» Source document
Re: [VOTE] Release Airflow 2.8.1 from 2.8.1rc1

2024-01-17 Thread Phani Kumar
+1 non binding

On Thu, Jan 18, 2024 at 10:30 AM Amogh Desai 
wrote:

> +1 non binding
>
> Installed the RC with helm charts, tried a couple of installation
> configurations
> and ran a few examples, not seeing any regression.
>
> Thanks & Regards,
> Amogh Desai
>
> On Thu, Jan 18, 2024 at 12:16 AM Jed Cunningham 
> wrote:
>
> > +1 (binding)
> >
> > Checked signatures, checksums, licences. Used it with the helm chart
> with a
> > few different configs
> >
>


Re: [VOTE] Release Airflow 2.8.1 from 2.8.1rc1

2024-01-17 Thread Amogh Desai
+1 non binding

Installed the RC with helm charts, tried a couple of installation
configurations
and ran a few examples, not seeing any regression.

Thanks & Regards,
Amogh Desai

On Thu, Jan 18, 2024 at 12:16 AM Jed Cunningham 
wrote:

> +1 (binding)
>
> Checked signatures, checksums, licences. Used it with the helm chart with a
> few different configs
>


Re: What goes into the next release (was [VOTE] Release Airflow 2.8.1 from 2.8.1rc1)

2024-01-17 Thread Amogh Desai
Thanks @Jarek Potiuk !

I vaguely knew the process but not in such detail, thanks for putting it
together in this email.
I will visit the document
https://github.com/apache/airflow?tab=readme-ov-file#what-goes-into-the-next-release
and if I find any clarifications, I will send it across as a PR.

One suggestion: what if we put it together in a document and put it on the
airflow website under
https://airflow.apache.org/community/ where we mention "how we release"?

Might be a bit too much given the context people will have while
visiting the airflow website..

Thanks & Regards,
Amogh Desai

On Wed, Jan 17, 2024 at 6:13 PM Jarek Potiuk  wrote:

> I separate it out, because it seems that despite the efforts to explain and
> document how our releases work It's not clear even for the PMC chair, so
> likely it warrants a separate thread - also it will be easier to find it in
> the archives this way.
>
> I think this is an important topic that all maintainers should be aware of,
> so let me take a task to explain it in a longer email (and separate
> thread).
>
> I created it in a form of FAQ, because it seems that similar questions
> might be asked by others.
>
> *Do we have a process defined here?*
>
> Answering Bolke's question - who was apparently confused what our process
> is:
>
> > I see that some improvements to Airflow.io (two weeks ago) were not
> included and some provider updates neither.  Haven't checked anything else
> yet.

» Listed entries
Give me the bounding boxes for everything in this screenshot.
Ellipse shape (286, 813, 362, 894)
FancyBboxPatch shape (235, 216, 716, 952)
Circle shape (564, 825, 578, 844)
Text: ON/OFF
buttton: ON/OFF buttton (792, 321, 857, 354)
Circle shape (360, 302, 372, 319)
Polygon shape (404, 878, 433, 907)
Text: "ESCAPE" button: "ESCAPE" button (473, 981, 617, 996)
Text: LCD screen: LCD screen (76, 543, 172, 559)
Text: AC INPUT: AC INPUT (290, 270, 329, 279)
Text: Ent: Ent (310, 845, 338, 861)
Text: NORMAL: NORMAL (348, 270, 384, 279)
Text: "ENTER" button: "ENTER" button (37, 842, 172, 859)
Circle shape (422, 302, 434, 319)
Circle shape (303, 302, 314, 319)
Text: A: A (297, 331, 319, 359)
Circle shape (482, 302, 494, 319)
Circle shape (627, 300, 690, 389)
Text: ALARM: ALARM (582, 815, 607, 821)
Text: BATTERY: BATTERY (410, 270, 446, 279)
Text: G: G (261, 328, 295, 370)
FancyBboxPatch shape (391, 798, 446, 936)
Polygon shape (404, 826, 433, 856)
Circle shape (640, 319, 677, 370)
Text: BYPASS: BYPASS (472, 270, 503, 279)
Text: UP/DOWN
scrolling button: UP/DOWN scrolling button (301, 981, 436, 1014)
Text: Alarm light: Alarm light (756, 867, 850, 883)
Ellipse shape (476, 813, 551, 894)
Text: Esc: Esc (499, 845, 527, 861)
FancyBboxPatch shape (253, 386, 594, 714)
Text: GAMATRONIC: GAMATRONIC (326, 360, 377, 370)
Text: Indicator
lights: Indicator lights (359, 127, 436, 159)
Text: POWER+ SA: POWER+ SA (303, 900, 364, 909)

» Problems and tasks
1 > In the Airflow 2.8.1 release thread, where does Amogh Desai suggest publishing a "how we release" document?
2 > Go on with the Airflow 2.8.1 release mailing thread from its last line.

» Responses
1 > On the Airflow website, under https://airflow.apache.org/community/.

2 >
>
> Apparently there is some confusion about the process, but yes we have a
> well defined and well tested (pretty much 4 years now) process that we
> follow., We follow it since I remember actually - it's been also done the
> same in 1.10 - but with some variations, Likely we do it the same way since
> the beginning of 2.0, but it has been refined and improved over time - by
> those who volunteered their time in the release process (a lot of ad-hoc
> discussion have been traditionally happening in #release-management slack
> channel) and as of few months ago we even documented it (It was in November
> 2023) - with this PR https://github.com/apache/airflow/pull/35245
>
> It is currently described in a prominent place in our most important (and
> over the last year or so the README, we made the README pretty short and
> contains only super-important information on how Airflow is developed)
> README.md under *"What goes into the next release?"* chapter:
>
>
> https://github.com/apache/airflow?tab=readme-ov-file#what-goes-into-the-next-release
> .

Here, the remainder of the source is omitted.